**TEXTO DE LEITURA:**
--------------------

Cronixta propagando sinais e vínculos

Após um processo de autoconhecimento e de resgate às origens de sua cidade natal, o artista paraense lança “Wi-Fi da Floresta”, disco que une referências latino-americanas ao fervor musical de Belém

Loading

Fotos: Rafa Rocha

Em algum momento da história, soltaram aos ventos de que “saudade não tem remédio”. E, de fato, não parece ter mesmo. Na psicanálise, a saudade pode ser lida como uma forma de luto que ocorre não apenas quando perdemos alguém, mas também quando perdemos objetos de amor ou desejos reprimidos. O ponto positivo é que essa inquietação que pinica no peito pode ser uma oportunidade de explorarmos as profundezas da nossa psique e compreender melhor os desejos, necessidades e vínculos emocionais. Para Willy Franca, o Cronixta, foi por meio da música que ele pôde explorar as nuances da própria saudade, que deixou de ser um vazio, para se transformar em uma profunda fonte de inspiração que lhe rendeu dois discos até aqui: Maiandeua (2020) e Wi-Fi da Floresta (2023).

O segundo, responsável por nos ligar ao momento presente, chegou às plataformas digitais no dia 19 de setembro e conta com participações de Bixarte, Felipe Cordeiro, DJ Cleiton Rasta, Thiago Elniño e Chico Correa. “A saudade e o amor são as conexões que regem esse disco”, define o rapper paraense em entrevista ao Monkeybuzz. Cronixta foi impactado pela música antes mesmo de completar 10 anos, mas teve a atenção interrompida após a mãe abandonar Belém, cidade natal do artista. Naquele momento, ele foi morar na casa de uma tia, onde na esquina, havia uma placa que indicava o nome da Rua Recife.

--------------------

**LISTA DE TAREFAS:**
1/ Resuma o texto sobre Cronixta em duas frases.
2/ Extraia do texto sobre Cronixta o trecho entre "Em algum momento" e "da Floresta (2023).", inclusive.
3/ Responda às perguntas abaixo com base no texto sobre Cronixta.
(a) Em que ano foi lançado o disco Maiandeua?
(b) Em que dia Wi-Fi da Floresta chegou às plataformas digitais?
(c) Que nome de rua indicava a placa na esquina da casa da tia?

--------------------

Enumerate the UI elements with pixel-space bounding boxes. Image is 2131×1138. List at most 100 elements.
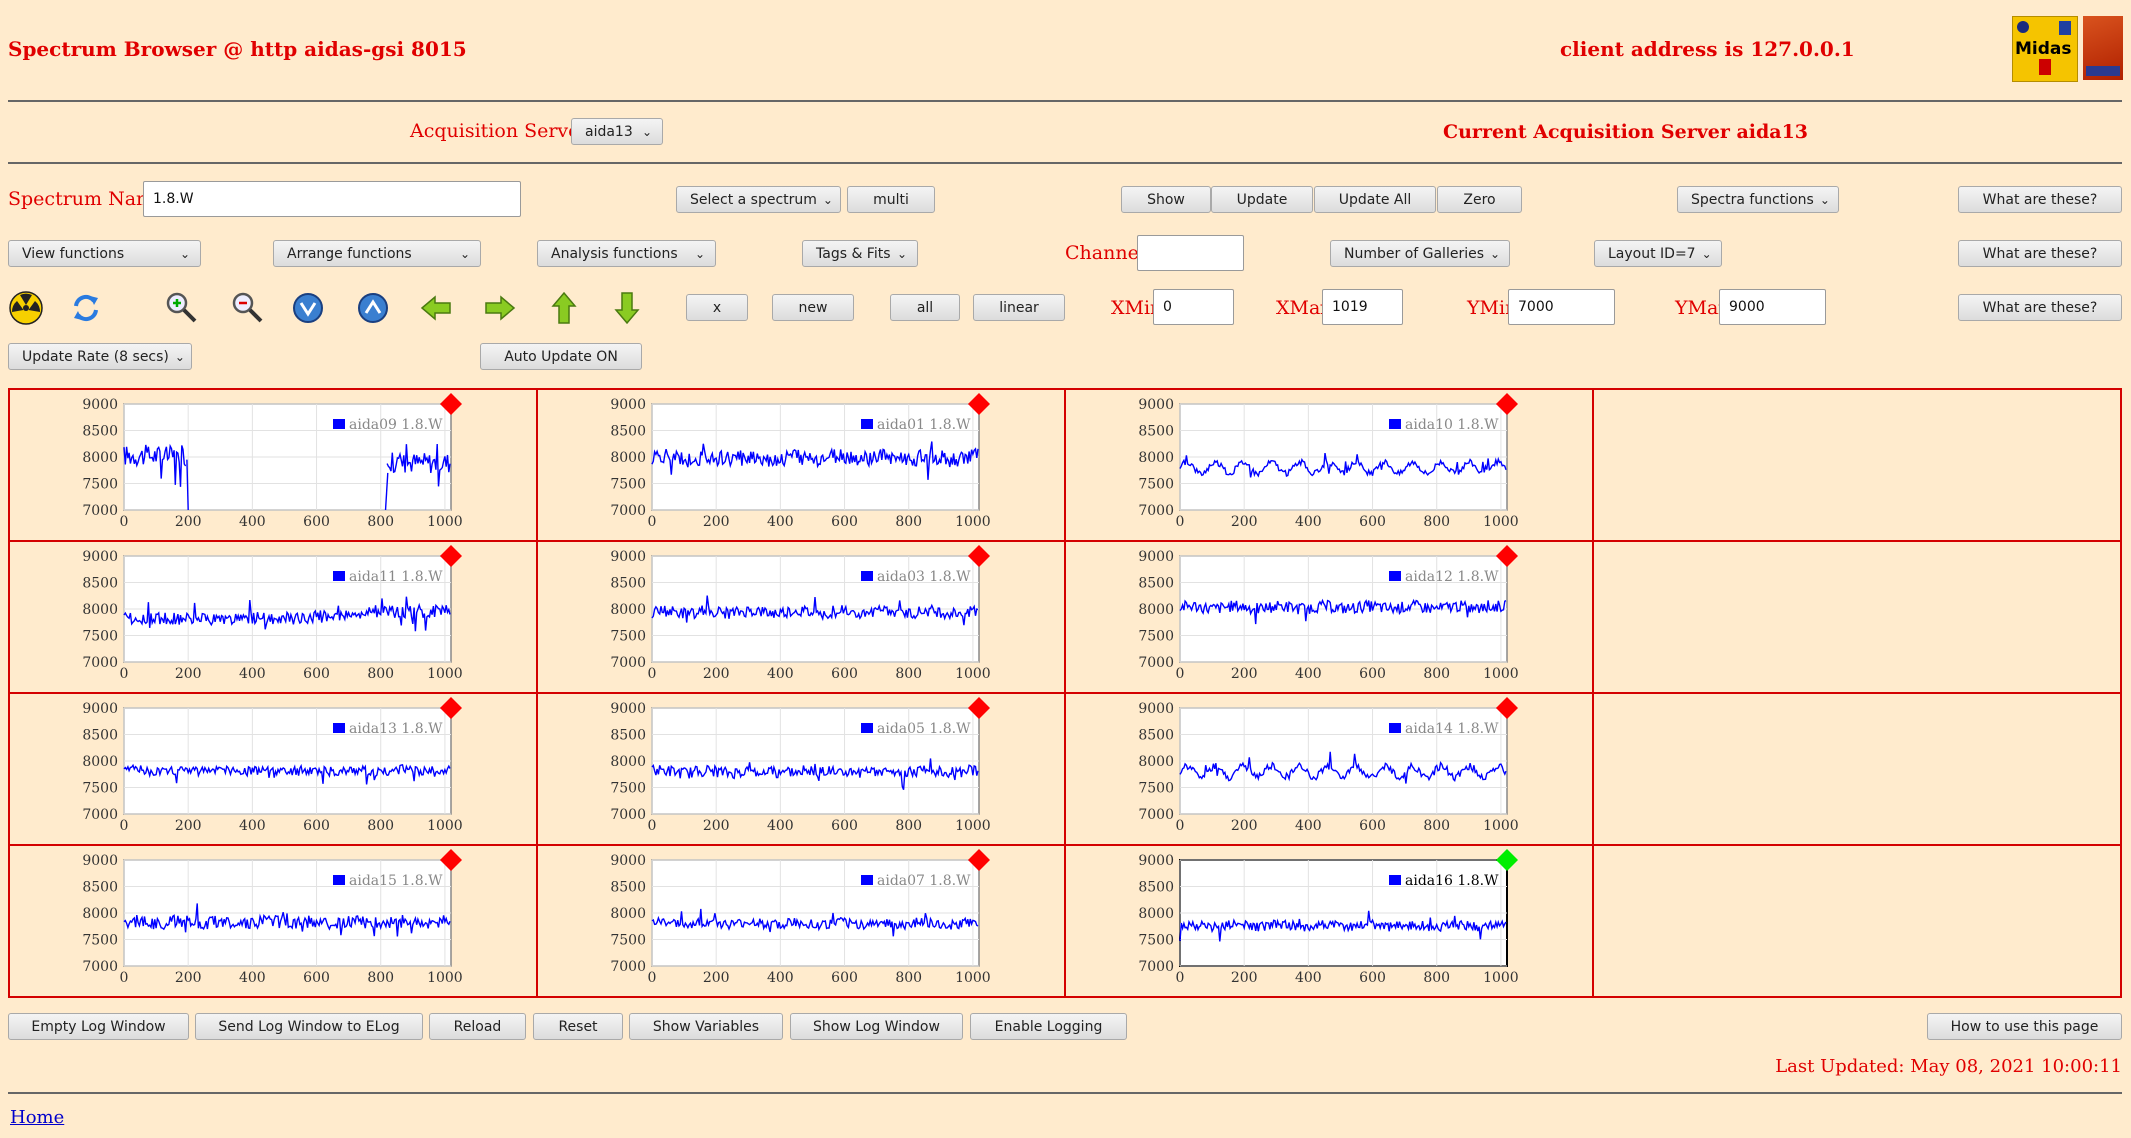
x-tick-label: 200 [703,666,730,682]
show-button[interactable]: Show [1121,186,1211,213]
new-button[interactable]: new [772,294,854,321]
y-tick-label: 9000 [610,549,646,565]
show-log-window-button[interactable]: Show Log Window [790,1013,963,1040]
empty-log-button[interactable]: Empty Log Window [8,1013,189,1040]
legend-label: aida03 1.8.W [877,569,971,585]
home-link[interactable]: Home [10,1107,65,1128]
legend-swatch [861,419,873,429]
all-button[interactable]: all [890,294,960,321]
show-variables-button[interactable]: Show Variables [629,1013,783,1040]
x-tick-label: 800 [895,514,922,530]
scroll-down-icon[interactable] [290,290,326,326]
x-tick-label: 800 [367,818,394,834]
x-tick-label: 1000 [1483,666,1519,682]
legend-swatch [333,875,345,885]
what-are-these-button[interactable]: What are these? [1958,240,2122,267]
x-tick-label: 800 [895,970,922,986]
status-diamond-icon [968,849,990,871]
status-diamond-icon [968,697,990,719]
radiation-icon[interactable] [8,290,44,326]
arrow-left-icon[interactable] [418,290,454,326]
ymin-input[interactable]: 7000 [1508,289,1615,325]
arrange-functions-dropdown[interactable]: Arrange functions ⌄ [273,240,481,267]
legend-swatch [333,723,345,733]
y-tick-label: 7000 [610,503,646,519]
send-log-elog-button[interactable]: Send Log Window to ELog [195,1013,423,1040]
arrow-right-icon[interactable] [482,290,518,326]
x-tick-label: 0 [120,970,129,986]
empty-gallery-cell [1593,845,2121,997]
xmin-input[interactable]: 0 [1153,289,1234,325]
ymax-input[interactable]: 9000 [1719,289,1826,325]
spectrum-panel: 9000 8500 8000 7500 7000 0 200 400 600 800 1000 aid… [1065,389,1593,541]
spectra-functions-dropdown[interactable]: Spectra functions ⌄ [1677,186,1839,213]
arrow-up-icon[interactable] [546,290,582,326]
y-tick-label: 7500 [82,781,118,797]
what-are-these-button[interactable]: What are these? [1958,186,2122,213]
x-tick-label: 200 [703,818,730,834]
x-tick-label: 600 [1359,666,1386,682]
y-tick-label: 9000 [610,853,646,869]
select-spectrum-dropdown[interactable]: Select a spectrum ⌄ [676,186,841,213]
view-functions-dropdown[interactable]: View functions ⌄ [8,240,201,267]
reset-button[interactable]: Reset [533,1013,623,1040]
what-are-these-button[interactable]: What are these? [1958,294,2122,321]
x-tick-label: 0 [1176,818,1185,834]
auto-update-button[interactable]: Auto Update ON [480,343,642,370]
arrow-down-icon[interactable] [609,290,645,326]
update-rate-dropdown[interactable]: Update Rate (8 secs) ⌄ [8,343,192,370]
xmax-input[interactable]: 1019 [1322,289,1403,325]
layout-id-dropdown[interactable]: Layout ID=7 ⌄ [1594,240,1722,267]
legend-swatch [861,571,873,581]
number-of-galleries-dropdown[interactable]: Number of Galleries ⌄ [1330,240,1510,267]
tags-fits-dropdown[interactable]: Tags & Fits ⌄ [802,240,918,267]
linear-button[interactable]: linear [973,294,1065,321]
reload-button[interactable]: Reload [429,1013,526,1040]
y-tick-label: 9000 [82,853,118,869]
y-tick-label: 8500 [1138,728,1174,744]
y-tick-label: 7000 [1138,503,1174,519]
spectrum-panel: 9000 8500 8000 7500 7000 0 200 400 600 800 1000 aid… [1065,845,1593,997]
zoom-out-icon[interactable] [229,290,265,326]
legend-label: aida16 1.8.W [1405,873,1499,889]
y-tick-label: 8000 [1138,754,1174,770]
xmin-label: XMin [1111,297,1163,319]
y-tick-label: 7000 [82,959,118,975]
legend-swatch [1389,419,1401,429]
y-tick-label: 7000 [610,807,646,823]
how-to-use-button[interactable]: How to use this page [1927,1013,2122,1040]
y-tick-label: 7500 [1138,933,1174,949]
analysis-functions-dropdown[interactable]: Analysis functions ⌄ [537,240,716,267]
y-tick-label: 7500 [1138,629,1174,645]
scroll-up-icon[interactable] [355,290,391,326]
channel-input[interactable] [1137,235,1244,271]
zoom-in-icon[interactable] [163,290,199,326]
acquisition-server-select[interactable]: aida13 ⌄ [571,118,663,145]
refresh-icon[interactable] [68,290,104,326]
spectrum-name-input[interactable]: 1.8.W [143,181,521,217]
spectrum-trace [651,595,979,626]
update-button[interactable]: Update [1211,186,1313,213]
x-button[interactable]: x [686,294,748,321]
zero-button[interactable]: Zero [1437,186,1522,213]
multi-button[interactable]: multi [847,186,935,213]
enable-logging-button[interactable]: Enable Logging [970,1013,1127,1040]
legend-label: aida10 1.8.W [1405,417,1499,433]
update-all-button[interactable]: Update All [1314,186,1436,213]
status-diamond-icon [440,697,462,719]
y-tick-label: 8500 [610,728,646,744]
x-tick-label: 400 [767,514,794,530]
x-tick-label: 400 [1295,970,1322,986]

--------------------

**RESPOSTAS DAS TAREFAS:**
1/ Willy Franca, o Cronixta, explorou por meio da música as nuances da própria saudade, que se transformou em fonte de inspiração para dois discos: Maiandeua (2020) e Wi-Fi da Floresta (2023). O segundo chegou às plataformas digitais em 19 de setembro, com participações de Bixarte, Felipe Cordeiro, DJ Cleiton Rasta, Thiago Elniño e Chico Correa, e tem a saudade e o amor como conexões que o regem.

2/
Em algum momento da história, soltaram aos ventos de que “saudade não tem remédio”. E, de fato, não parece ter mesmo. Na psicanálise, a saudade pode ser lida como uma forma de luto que ocorre não apenas quando perdemos alguém, mas também quando perdemos objetos de amor ou desejos reprimidos. O ponto positivo é que essa inquietação que pinica no peito pode ser uma oportunidade de explorarmos as profundezas da nossa psique e compreender melhor os desejos, necessidades e vínculos emocionais. Para Willy Franca, o Cronixta, foi por meio da música que ele pôde explorar as nuances da própria saudade, que deixou de ser um vazio, para se transformar em uma profunda fonte de inspiração que lhe rendeu dois discos até aqui: Maiandeua (2020) e Wi-Fi da Floresta (2023).

3/
(a) Em 2020.
(b) Em 19 de setembro.
(c) Rua Recife.